§ **YOUR TASK**
Each line that contains the word "source" counts once; give the total for the records below and nothing else.

____ DATA IN THIS EXERCISE

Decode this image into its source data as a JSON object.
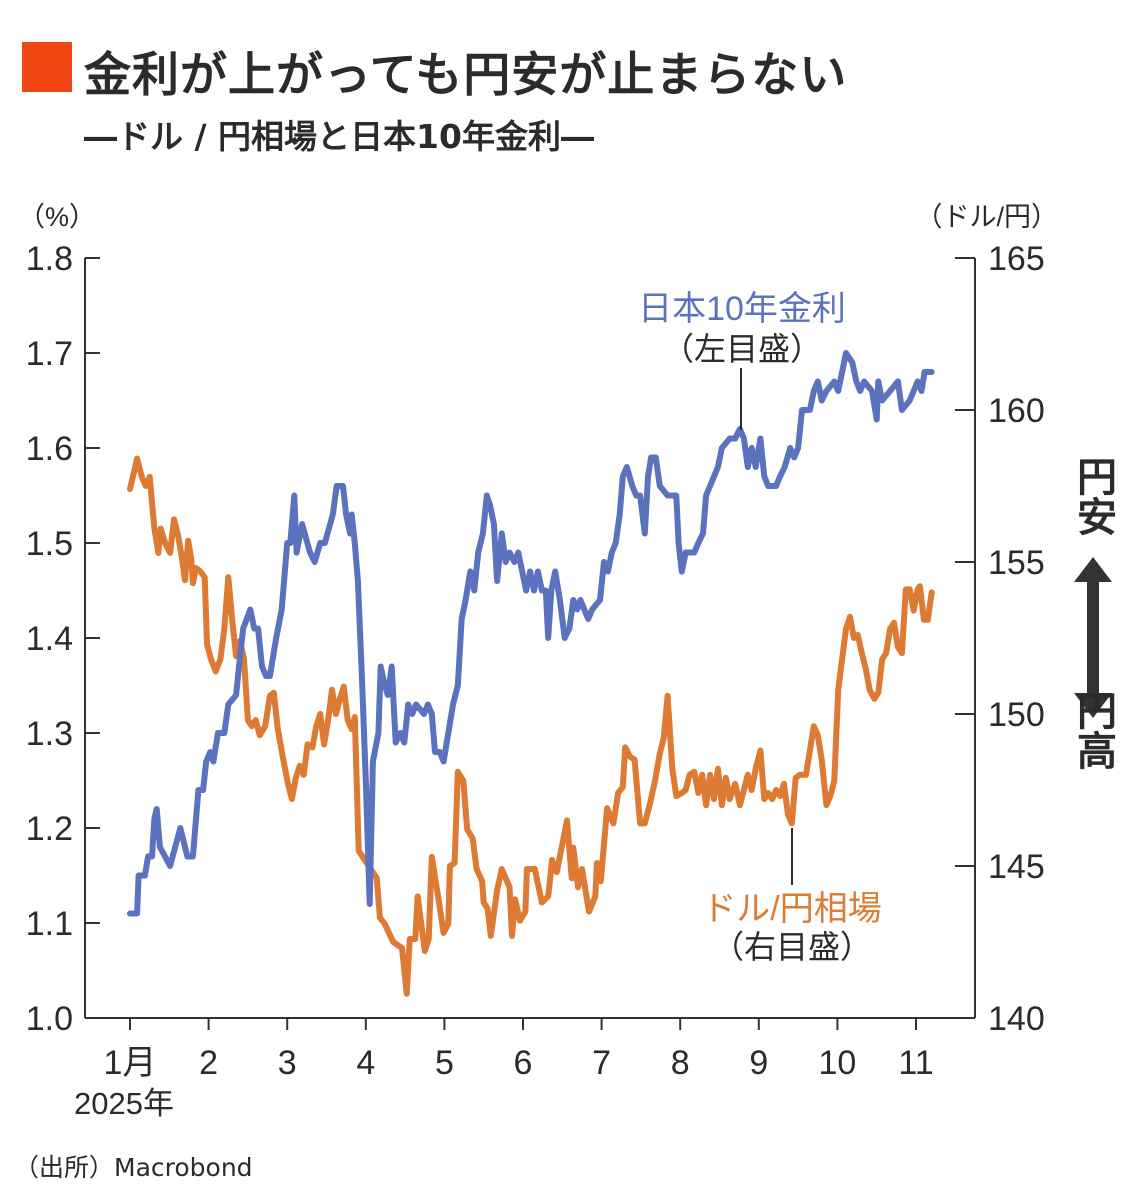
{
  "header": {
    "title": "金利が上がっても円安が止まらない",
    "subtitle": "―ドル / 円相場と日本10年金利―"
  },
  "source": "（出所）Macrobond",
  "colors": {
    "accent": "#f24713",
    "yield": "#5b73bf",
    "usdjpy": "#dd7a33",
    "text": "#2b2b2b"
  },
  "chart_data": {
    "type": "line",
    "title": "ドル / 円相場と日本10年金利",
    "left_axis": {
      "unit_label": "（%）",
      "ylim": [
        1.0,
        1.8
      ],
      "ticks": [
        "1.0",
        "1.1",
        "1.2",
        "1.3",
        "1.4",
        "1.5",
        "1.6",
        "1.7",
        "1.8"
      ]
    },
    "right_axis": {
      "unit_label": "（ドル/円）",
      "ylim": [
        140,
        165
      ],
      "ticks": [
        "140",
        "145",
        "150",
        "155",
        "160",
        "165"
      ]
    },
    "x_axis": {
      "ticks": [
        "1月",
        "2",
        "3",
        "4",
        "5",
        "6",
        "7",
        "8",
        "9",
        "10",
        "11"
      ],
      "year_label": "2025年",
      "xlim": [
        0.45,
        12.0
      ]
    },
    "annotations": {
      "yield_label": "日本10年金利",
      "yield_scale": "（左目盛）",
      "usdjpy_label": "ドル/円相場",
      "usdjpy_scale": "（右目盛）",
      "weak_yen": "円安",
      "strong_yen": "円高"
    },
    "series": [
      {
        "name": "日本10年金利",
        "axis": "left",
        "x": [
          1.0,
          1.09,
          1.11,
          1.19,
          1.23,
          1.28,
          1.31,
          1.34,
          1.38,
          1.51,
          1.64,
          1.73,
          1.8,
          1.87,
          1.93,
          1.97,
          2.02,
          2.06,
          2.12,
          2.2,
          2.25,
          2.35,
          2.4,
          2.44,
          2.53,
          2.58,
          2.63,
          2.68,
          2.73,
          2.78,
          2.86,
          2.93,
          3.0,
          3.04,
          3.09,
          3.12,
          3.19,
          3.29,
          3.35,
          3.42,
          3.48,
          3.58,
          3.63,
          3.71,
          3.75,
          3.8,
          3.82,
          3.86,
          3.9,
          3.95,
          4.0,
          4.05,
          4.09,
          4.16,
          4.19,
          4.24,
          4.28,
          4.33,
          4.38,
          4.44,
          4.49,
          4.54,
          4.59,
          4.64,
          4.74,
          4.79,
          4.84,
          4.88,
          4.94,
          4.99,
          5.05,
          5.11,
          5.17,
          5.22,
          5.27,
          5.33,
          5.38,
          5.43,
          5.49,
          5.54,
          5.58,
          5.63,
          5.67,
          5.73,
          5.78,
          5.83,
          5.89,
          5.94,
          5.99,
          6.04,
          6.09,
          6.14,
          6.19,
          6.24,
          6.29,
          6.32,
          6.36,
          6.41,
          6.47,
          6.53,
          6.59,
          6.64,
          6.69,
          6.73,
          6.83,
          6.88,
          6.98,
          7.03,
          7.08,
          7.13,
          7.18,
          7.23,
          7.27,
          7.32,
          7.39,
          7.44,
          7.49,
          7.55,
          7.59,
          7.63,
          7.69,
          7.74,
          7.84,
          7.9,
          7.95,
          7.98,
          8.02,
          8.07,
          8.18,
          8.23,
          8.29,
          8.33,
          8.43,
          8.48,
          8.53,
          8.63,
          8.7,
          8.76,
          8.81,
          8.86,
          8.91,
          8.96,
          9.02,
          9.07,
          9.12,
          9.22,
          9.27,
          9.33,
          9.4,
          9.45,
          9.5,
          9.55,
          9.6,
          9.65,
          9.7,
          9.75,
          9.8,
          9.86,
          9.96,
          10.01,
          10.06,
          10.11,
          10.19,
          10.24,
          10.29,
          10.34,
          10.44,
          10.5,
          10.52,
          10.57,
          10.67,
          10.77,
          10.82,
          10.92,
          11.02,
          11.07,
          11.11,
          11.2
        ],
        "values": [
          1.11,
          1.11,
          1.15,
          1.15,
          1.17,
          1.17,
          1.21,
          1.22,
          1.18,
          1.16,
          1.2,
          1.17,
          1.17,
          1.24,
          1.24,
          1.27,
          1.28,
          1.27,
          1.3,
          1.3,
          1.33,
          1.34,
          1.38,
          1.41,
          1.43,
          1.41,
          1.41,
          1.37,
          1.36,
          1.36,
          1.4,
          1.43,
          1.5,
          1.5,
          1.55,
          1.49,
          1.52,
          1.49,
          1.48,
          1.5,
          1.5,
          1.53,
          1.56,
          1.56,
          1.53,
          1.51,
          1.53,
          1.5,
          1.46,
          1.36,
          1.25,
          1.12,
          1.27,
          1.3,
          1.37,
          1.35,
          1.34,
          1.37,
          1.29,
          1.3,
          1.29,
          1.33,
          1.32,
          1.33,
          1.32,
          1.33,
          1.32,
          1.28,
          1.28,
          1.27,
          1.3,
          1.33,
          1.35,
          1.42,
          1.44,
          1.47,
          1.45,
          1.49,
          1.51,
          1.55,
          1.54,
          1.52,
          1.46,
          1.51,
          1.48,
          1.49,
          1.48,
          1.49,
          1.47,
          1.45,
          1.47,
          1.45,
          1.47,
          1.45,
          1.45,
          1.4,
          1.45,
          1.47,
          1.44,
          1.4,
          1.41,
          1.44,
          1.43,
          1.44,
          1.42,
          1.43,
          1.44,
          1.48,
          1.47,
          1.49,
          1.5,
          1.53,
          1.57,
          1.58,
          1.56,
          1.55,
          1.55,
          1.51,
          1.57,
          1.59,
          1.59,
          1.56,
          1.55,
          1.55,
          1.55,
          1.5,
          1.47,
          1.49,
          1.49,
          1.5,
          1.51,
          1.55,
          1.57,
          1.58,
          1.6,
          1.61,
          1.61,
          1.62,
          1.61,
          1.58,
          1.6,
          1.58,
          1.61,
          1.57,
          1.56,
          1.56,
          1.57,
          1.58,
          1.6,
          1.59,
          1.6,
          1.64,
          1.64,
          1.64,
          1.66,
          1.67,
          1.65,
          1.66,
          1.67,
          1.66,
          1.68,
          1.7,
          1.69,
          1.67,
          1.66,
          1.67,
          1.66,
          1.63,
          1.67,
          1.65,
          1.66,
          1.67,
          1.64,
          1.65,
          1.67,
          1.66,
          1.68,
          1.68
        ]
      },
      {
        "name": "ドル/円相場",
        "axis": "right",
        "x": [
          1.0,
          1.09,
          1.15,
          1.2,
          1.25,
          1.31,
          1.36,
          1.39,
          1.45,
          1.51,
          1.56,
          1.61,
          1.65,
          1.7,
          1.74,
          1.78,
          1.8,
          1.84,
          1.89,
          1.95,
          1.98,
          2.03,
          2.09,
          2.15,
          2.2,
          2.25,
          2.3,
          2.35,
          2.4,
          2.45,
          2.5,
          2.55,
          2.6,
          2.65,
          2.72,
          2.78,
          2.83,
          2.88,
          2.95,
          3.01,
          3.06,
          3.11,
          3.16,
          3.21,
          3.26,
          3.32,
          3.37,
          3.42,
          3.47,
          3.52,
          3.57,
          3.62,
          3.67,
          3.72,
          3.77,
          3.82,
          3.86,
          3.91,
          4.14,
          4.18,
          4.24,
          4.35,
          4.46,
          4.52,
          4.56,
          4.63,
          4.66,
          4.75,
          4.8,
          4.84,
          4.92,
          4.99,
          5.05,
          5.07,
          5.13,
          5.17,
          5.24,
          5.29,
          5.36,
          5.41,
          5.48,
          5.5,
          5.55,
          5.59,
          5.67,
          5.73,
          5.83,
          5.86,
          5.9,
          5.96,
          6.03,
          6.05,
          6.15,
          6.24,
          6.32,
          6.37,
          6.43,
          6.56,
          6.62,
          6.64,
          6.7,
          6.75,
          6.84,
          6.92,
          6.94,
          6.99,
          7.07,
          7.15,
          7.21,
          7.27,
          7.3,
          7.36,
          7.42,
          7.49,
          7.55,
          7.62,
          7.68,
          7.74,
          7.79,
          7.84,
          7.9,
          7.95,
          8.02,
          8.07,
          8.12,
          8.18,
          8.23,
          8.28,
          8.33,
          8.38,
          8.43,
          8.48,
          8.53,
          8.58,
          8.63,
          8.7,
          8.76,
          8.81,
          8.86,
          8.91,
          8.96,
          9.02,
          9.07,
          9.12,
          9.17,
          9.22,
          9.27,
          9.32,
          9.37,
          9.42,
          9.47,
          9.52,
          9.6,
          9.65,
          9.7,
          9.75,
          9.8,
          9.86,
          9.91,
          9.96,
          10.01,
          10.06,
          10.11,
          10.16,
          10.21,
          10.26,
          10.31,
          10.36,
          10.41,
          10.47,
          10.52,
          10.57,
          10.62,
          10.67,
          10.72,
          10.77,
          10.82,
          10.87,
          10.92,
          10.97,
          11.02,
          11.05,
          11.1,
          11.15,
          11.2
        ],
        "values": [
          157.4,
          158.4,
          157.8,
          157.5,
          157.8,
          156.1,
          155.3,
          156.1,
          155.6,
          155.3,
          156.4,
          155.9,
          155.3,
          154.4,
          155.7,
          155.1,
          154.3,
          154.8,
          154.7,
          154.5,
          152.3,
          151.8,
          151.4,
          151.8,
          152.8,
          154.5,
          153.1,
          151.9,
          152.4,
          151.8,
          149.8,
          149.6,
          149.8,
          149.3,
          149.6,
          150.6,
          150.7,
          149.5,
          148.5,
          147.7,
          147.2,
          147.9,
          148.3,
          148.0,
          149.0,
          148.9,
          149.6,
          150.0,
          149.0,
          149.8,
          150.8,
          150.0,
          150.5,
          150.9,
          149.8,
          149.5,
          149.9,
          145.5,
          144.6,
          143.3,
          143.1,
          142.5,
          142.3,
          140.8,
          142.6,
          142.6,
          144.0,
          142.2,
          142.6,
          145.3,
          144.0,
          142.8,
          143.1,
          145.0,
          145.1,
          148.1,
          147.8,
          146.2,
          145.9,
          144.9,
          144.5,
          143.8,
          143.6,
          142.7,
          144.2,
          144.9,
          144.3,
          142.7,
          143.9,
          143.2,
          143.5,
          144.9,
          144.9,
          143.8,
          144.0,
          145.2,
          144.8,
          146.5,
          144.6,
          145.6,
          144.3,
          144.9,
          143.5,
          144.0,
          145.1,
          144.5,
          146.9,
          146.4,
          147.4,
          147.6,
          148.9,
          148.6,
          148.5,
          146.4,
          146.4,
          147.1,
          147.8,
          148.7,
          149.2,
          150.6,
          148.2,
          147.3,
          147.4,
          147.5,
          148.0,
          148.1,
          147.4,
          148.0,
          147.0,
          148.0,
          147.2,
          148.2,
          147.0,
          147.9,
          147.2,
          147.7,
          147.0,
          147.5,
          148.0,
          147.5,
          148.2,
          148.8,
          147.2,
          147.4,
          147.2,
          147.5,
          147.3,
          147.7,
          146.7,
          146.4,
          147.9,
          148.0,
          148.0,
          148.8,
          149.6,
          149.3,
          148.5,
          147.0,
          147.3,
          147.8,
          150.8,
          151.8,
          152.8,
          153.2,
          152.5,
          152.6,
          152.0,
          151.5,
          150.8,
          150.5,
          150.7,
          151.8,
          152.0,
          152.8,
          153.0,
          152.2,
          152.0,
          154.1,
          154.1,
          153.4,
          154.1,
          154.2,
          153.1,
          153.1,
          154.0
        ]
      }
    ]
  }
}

________

§ **OUTPUT OF THE TASK**
2